==== DATA SUPPLIED ====
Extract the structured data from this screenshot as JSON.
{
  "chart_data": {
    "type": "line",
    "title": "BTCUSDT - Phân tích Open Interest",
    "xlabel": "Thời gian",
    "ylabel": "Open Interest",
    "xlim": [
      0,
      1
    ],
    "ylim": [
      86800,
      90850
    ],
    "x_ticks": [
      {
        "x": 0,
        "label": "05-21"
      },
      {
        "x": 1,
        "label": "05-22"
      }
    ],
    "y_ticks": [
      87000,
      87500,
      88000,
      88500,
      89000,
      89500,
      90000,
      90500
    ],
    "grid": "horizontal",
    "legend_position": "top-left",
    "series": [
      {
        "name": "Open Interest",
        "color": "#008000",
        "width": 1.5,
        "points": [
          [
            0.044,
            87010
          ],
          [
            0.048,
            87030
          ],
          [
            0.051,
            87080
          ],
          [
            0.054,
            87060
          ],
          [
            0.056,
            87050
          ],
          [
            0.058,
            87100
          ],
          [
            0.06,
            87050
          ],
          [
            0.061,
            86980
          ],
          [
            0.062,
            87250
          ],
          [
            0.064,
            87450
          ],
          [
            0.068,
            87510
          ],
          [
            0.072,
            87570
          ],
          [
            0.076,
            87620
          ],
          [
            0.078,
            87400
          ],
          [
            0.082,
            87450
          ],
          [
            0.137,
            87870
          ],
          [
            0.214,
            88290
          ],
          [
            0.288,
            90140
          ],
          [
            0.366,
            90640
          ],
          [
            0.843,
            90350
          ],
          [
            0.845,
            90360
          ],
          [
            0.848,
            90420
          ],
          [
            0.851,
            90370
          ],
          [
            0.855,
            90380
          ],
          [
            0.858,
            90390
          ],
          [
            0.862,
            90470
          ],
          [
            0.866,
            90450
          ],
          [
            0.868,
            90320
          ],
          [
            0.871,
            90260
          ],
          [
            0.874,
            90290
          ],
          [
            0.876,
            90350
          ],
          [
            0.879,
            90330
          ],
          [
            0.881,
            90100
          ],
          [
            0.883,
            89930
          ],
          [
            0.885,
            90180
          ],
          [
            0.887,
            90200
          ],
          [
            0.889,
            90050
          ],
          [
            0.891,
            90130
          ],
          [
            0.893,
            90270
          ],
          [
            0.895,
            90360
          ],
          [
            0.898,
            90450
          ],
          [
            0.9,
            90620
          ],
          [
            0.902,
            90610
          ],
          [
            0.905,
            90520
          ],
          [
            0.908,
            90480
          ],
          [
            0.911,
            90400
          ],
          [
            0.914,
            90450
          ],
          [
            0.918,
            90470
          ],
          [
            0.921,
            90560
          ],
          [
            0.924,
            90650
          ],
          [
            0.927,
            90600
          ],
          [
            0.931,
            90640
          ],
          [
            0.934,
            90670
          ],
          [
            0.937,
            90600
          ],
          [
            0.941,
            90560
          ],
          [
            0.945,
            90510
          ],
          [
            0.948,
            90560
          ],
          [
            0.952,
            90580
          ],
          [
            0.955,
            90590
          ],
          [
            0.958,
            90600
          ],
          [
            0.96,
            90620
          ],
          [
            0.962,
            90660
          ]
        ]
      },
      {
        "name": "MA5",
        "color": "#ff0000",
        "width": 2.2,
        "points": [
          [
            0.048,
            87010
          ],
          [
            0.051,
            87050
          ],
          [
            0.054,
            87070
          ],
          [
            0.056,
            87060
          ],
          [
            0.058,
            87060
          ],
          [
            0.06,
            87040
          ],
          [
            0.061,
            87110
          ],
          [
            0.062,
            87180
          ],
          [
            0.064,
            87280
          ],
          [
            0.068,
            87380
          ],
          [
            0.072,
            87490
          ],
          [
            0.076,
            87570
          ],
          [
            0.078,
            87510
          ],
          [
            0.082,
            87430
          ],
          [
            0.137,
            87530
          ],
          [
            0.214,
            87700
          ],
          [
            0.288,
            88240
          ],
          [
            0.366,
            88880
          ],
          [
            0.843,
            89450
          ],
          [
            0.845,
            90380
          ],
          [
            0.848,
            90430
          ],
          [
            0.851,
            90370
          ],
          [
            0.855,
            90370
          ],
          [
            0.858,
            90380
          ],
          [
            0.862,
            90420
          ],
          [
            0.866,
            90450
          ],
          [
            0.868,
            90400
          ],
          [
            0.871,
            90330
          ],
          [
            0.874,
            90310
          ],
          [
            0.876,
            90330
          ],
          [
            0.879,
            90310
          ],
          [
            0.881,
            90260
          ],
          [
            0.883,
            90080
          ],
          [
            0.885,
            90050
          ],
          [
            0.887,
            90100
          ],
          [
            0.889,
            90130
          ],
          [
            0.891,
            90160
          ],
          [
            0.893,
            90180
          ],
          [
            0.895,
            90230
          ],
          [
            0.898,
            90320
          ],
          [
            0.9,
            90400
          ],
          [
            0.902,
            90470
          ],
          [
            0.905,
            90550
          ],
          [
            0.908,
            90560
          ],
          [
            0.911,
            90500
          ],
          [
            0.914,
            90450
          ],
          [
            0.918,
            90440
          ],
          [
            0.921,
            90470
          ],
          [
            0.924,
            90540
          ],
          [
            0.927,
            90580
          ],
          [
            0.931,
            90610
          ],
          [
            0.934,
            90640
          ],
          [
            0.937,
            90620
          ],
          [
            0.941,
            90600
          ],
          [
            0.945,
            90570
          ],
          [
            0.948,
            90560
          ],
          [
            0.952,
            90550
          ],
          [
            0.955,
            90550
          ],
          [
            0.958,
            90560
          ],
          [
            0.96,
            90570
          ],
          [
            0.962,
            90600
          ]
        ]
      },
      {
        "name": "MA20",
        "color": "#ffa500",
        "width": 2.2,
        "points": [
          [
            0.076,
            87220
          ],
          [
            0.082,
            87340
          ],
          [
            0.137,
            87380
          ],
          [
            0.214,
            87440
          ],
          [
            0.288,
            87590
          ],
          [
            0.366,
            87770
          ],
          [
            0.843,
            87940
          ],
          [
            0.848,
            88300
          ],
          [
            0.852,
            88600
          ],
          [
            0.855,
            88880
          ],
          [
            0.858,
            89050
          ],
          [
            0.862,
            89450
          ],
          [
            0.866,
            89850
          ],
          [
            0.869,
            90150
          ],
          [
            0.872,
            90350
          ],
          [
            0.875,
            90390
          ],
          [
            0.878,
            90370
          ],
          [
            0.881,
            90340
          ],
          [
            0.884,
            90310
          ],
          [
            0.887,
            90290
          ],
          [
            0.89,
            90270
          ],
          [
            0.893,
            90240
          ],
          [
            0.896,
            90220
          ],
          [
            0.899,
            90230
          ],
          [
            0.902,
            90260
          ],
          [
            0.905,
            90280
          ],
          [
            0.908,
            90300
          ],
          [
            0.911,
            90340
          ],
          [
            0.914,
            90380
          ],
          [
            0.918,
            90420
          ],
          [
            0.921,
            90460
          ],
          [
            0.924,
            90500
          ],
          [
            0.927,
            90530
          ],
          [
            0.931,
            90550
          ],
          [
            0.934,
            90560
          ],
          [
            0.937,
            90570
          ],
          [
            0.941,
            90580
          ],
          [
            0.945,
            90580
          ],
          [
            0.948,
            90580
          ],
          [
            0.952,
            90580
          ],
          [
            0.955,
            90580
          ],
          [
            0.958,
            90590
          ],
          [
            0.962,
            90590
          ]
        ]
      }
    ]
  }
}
====
▶ [REQUEST]:
Extract all lines containing the word "Interest".

▶ [SOLUTION TO THIS TASK]:
    "title": "BTCUSDT - Phân tích Open Interest",
    "ylabel": "Open Interest",
        "name": "Open Interest",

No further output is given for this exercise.